- _Data in this exercise_
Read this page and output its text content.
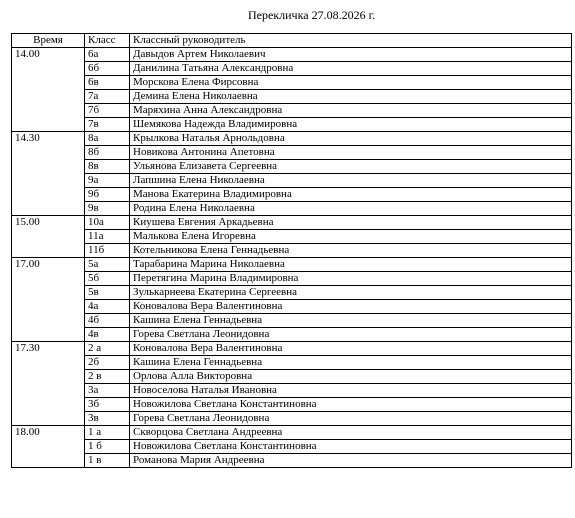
Перекличка 27.08.2026 г.
Время	Класс	Классный руководитель
14.00	6а	Давыдов Артем Николаевич
	6б	Данилина Татьяна Александровна
	6в	Морскова Елена Фирсовна
	7а	Демина Елена Николаевна
	7б	Маряхина Анна Александровна
	7в	Шемякова Надежда Владимировна
14.30	8а	Крылкова Наталья Арнольдовна
	8б	Новикова Антонина Апетовна
	8в	Ульянова Елизавета Сергеевна
	9а	Лапшина Елена Николаевна
	9б	Манова Екатерина Владимировна
	9в	Родина Елена Николаевна
15.00	10а	Киушева Евгения Аркадьевна
	11а	Малькова Елена Игоревна
	11б	Котельникова Елена Геннадьевна
17.00	5а	Тарабарина Марина Николаевна
	5б	Перетягина Марина Владимировна
	5в	Зулькарнеева Екатерина Сергеевна
	4а	Коновалова Вера Валентиновна
	4б	Кашина Елена Геннадьевна
	4в	Горева Светлана Леонидовна
17.30	2 а	Коновалова Вера Валентиновна
	2б	Кашина Елена Геннадьевна
	2 в	Орлова Алла Викторовна
	3а	Новоселова Наталья Ивановна
	3б	Новожилова Светлана Константиновна
	3в	Горева Светлана Леонидовна
18.00	1 а	Скворцова Светлана Андреевна
	1 б	Новожилова Светлана Константиновна
	1 в	Романова Мария Андреевна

- _Exercise aim_
Using the listing above, gather each line that holds the string "Вера" and copy it.

- _Output of the exercise_
	4а	Коновалова Вера Валентиновна
17.30	2 а	Коновалова Вера Валентиновна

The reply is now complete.